§ Required task: Tally the lines containing "xlabel" and report the number alone.

§ Task material:
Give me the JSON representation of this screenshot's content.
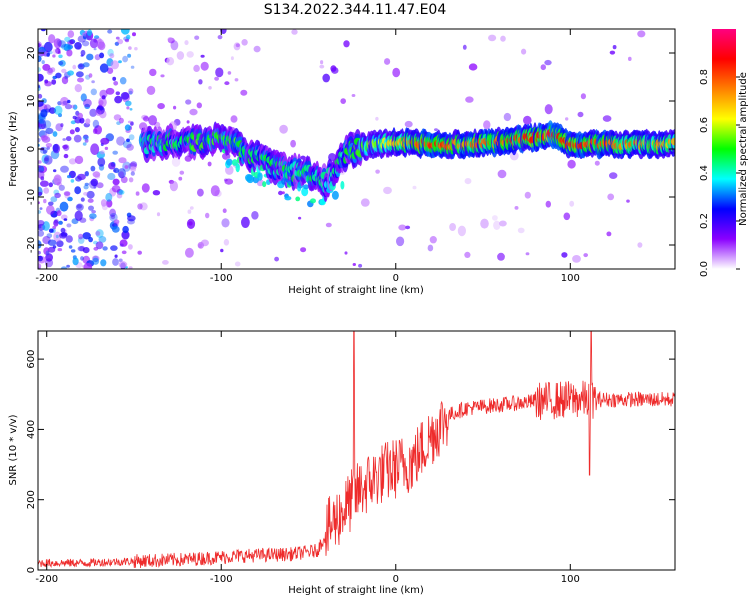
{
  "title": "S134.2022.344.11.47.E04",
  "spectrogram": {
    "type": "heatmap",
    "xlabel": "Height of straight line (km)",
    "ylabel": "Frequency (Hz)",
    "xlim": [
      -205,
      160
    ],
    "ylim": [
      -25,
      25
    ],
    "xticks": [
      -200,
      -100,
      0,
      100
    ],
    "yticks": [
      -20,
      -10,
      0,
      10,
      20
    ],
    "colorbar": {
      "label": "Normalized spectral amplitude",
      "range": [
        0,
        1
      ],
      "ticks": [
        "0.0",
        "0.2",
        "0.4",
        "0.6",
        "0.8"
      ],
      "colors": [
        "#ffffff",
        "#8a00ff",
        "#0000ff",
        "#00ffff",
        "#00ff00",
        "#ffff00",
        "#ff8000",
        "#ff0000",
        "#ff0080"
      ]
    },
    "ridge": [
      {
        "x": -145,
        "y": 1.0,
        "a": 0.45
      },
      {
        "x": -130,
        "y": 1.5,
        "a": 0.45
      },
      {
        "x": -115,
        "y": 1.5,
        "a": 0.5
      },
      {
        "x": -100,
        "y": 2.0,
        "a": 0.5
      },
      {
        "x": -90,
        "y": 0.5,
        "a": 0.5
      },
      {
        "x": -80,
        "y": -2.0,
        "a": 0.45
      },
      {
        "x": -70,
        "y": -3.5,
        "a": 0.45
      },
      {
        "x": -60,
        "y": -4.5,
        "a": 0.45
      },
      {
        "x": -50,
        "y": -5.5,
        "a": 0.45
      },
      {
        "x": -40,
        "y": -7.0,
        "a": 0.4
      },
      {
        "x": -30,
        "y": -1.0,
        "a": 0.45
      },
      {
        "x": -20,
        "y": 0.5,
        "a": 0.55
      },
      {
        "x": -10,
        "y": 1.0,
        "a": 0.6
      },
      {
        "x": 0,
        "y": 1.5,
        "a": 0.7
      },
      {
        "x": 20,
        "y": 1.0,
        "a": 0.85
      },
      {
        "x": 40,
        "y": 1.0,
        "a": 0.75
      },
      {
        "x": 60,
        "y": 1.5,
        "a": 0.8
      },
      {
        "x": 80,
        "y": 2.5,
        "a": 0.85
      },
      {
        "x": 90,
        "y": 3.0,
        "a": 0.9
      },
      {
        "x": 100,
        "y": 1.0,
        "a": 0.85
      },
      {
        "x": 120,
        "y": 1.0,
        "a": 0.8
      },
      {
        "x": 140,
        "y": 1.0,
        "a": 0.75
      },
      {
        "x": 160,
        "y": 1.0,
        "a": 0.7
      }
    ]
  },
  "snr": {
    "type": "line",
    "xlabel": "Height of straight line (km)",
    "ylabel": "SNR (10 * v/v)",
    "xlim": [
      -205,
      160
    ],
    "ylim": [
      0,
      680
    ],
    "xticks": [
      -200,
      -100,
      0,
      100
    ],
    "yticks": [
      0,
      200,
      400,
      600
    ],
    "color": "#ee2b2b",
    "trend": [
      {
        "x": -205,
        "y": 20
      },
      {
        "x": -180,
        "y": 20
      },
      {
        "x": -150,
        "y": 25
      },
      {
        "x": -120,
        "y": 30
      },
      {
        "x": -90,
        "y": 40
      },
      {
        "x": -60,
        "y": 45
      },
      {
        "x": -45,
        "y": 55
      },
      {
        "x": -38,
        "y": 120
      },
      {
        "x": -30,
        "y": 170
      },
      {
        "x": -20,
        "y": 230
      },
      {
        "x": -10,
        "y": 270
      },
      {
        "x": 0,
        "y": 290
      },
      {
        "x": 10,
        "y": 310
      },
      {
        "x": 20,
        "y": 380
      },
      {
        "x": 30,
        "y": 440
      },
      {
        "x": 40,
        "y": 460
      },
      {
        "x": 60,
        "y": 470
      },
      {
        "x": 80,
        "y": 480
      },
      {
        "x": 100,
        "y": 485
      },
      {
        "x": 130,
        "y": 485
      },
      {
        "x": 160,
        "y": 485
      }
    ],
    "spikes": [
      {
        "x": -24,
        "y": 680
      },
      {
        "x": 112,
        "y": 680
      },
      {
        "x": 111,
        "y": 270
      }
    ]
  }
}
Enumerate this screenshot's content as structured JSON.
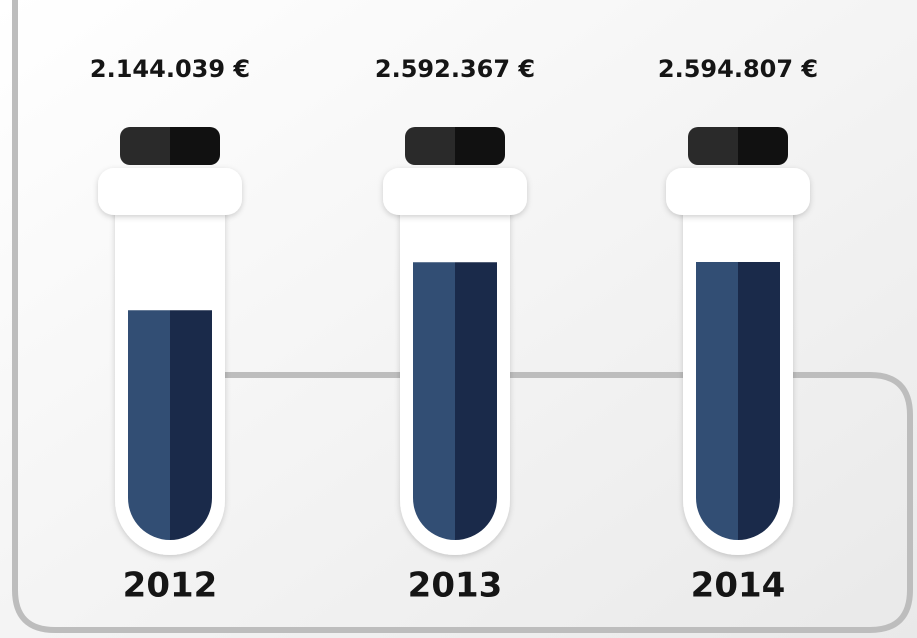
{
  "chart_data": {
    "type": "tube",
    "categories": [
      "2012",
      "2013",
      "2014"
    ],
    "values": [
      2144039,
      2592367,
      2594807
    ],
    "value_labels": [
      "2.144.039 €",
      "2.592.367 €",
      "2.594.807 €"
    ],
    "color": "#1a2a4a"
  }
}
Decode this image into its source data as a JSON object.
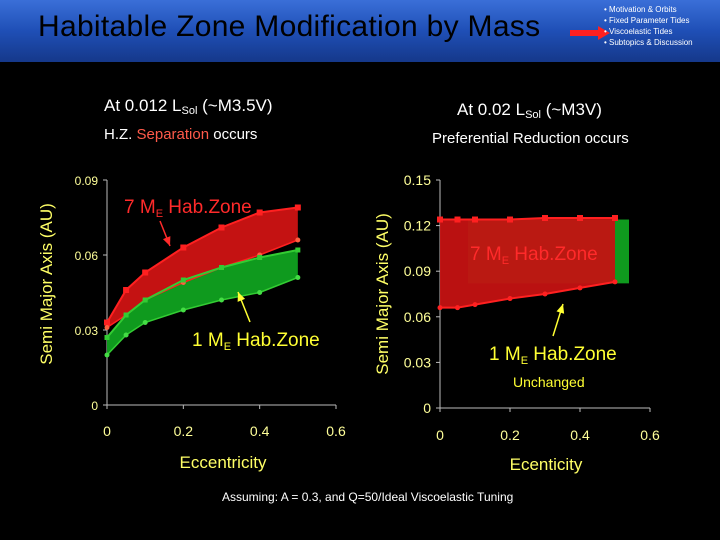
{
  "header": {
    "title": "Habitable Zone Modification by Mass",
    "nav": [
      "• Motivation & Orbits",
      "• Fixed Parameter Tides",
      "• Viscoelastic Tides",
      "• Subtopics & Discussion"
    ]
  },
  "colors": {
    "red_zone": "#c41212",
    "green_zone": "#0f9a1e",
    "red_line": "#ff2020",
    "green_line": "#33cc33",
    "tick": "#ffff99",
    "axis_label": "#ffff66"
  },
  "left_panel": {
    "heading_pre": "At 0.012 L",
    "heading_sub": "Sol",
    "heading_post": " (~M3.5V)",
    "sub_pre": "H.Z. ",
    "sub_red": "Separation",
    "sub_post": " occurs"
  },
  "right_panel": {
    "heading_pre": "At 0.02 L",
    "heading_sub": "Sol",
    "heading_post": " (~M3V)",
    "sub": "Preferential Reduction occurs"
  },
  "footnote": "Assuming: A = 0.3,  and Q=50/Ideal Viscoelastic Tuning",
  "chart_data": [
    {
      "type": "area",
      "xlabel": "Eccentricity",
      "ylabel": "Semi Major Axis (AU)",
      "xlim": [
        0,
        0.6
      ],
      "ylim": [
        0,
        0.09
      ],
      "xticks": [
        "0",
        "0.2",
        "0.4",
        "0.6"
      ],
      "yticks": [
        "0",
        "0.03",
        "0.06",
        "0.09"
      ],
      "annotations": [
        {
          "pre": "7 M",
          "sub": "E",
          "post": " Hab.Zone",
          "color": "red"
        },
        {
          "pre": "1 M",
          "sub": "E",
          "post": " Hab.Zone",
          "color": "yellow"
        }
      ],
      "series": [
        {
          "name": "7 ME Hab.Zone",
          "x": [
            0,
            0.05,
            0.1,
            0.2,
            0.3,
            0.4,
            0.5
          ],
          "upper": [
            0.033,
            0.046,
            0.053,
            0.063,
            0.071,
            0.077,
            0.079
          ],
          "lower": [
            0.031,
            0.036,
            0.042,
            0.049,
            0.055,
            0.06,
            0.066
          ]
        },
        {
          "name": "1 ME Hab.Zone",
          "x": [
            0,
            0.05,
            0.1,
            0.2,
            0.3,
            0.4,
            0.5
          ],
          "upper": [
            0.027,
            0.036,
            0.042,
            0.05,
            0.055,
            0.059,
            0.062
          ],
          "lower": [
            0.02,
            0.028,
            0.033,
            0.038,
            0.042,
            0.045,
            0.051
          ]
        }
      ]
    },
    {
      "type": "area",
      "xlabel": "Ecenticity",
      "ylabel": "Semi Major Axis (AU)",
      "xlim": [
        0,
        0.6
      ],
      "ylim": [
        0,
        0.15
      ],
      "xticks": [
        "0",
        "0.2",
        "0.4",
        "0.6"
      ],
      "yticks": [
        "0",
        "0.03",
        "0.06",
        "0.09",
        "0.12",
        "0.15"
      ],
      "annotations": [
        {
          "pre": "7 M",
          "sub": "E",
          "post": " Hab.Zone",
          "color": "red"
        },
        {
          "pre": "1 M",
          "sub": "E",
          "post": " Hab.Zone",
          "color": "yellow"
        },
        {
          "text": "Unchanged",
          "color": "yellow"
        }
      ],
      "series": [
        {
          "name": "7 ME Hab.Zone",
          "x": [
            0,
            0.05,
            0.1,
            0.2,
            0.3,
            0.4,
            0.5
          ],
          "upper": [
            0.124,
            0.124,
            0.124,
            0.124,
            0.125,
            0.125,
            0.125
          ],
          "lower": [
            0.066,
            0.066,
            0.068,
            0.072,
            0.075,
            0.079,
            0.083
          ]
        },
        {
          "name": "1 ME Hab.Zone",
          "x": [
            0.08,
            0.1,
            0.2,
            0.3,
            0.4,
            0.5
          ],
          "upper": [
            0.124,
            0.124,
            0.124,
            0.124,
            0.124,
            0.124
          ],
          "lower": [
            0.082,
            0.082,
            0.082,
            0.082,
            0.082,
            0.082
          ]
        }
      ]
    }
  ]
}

§ Result of this task: 4